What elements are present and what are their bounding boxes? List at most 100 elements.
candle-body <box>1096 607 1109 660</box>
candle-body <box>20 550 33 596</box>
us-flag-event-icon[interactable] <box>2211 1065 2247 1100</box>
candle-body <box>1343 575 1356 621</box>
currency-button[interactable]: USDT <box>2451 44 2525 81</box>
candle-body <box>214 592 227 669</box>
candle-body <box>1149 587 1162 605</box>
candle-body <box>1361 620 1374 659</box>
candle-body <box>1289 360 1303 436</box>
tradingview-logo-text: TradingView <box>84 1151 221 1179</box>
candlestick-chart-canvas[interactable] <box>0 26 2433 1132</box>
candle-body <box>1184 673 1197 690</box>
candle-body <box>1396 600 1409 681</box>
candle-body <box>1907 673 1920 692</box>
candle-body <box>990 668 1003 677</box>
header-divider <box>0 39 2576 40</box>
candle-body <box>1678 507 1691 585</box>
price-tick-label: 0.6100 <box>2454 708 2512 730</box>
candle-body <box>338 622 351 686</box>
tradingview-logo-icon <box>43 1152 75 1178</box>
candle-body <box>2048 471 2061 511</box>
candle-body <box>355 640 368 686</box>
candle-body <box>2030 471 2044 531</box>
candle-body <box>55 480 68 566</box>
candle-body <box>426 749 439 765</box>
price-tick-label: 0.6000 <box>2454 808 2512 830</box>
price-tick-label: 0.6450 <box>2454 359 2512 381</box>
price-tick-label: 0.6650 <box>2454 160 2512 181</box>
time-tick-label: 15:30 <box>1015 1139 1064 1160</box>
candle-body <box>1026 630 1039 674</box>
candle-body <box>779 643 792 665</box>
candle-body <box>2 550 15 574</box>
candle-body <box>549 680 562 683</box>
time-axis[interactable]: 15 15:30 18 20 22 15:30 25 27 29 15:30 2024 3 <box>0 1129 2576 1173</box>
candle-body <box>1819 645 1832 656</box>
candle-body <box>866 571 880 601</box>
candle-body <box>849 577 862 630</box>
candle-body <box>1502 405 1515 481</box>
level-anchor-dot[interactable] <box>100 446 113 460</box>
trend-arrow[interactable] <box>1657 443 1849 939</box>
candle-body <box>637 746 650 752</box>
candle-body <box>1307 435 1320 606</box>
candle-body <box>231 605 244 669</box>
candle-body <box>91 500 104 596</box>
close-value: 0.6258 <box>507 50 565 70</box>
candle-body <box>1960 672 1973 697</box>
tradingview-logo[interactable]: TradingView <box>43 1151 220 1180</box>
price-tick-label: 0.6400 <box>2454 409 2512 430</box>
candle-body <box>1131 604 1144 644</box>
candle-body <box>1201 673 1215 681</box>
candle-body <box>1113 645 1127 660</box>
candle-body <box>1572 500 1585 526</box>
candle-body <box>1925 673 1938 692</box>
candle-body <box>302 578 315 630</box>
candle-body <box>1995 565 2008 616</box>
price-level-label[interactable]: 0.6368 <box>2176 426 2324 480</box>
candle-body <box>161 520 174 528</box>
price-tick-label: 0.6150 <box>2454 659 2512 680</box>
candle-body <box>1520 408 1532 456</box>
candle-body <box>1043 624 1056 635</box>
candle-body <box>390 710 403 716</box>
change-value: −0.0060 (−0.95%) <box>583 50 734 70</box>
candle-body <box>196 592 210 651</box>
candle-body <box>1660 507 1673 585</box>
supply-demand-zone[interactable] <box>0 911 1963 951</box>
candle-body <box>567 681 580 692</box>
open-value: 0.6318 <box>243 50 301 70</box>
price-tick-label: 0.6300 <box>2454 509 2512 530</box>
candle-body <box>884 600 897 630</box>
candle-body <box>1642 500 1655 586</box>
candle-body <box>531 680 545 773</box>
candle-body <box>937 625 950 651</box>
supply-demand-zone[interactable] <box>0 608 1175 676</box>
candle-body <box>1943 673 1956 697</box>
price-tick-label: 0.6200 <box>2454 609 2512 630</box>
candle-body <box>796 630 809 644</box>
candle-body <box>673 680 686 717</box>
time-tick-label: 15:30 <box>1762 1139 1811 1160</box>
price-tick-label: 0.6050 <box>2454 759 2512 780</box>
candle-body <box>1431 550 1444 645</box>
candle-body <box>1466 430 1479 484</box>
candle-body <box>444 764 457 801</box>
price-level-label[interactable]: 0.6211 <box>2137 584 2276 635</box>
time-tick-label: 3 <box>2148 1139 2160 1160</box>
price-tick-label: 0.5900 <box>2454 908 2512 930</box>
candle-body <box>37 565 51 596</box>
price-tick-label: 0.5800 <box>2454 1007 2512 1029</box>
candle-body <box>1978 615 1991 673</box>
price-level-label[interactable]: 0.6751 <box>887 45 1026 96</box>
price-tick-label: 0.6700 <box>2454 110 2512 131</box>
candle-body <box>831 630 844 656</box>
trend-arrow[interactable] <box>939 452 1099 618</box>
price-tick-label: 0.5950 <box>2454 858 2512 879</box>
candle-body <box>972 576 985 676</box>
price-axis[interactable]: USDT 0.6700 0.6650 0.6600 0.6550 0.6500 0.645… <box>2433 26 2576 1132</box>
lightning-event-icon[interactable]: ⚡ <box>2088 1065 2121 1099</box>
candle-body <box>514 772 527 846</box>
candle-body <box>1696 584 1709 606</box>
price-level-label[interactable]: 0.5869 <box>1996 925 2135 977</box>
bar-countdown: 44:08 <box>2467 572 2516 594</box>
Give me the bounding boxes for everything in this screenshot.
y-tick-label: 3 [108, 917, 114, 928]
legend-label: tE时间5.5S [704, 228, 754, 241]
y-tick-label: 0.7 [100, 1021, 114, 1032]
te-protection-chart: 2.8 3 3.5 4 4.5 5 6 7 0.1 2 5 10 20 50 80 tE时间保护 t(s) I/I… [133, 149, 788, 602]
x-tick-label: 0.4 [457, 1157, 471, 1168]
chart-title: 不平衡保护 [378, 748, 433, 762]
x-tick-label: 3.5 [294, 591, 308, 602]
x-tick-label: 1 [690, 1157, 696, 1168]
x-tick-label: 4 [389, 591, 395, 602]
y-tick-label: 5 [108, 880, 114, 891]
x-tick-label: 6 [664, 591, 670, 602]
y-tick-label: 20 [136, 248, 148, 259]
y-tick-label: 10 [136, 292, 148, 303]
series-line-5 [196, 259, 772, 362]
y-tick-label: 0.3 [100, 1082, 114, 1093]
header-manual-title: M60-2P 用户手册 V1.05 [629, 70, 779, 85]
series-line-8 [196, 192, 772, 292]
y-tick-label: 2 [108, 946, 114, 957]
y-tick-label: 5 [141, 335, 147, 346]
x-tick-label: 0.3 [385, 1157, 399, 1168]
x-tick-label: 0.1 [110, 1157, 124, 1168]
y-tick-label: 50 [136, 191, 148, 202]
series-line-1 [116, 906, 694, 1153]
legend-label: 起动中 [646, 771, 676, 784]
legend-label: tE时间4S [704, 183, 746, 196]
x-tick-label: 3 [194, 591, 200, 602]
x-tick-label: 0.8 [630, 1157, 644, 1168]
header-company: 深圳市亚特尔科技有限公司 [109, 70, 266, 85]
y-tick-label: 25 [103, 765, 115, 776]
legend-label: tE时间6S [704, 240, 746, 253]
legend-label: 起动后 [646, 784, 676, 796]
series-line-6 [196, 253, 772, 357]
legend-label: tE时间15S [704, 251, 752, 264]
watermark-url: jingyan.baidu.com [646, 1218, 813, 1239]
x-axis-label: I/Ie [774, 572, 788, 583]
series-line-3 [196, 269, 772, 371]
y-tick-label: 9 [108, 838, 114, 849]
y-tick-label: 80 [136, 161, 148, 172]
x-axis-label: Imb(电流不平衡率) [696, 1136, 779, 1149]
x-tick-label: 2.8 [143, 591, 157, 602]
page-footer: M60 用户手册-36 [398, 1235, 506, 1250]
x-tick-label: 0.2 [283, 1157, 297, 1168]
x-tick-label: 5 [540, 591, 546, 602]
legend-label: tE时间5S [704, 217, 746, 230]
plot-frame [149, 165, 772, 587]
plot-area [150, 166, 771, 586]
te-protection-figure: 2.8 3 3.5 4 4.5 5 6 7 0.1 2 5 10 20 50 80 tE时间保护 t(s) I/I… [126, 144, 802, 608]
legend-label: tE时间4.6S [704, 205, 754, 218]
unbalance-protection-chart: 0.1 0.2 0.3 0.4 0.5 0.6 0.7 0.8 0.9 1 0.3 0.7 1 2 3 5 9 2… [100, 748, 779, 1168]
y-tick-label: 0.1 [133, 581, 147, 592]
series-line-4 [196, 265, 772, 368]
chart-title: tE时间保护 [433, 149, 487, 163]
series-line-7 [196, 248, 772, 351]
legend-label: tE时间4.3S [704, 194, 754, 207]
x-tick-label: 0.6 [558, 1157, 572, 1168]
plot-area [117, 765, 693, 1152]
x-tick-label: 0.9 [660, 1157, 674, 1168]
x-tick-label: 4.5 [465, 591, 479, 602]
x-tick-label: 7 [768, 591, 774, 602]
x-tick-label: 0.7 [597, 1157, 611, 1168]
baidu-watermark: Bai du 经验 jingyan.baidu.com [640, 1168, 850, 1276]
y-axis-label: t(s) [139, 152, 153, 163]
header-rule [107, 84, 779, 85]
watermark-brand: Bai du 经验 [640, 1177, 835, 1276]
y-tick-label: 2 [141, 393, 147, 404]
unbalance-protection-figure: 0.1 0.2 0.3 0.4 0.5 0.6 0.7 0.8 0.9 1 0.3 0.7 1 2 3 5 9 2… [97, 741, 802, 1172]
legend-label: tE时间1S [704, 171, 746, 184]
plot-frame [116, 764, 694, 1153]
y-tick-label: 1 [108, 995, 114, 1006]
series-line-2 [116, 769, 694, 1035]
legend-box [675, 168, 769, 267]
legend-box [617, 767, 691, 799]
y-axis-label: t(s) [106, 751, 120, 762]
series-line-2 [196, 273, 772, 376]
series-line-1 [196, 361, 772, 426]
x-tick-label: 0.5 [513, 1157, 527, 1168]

━━━━━━━━━━

* _Die Aufgabe_
Schreiben Sie die Zeilen der Daten von der ersten Zeile bis einschließlich der Zeile mit „price-tick-label: 0.6100 <box>2454“ unverändert ab.

* _Ergebnis der Aufgabe_
What elements are present and what are their bounding boxes? List at most 100 elements.
candle-body <box>1096 607 1109 660</box>
candle-body <box>20 550 33 596</box>
us-flag-event-icon[interactable] <box>2211 1065 2247 1100</box>
candle-body <box>1343 575 1356 621</box>
currency-button[interactable]: USDT <box>2451 44 2525 81</box>
candle-body <box>214 592 227 669</box>
candle-body <box>1149 587 1162 605</box>
candle-body <box>1361 620 1374 659</box>
candle-body <box>1289 360 1303 436</box>
tradingview-logo-text: TradingView <box>84 1151 221 1179</box>
candlestick-chart-canvas[interactable] <box>0 26 2433 1132</box>
candle-body <box>1184 673 1197 690</box>
candle-body <box>1396 600 1409 681</box>
candle-body <box>1907 673 1920 692</box>
candle-body <box>990 668 1003 677</box>
header-divider <box>0 39 2576 40</box>
candle-body <box>1678 507 1691 585</box>
price-tick-label: 0.6100 <box>2454 708 2512 730</box>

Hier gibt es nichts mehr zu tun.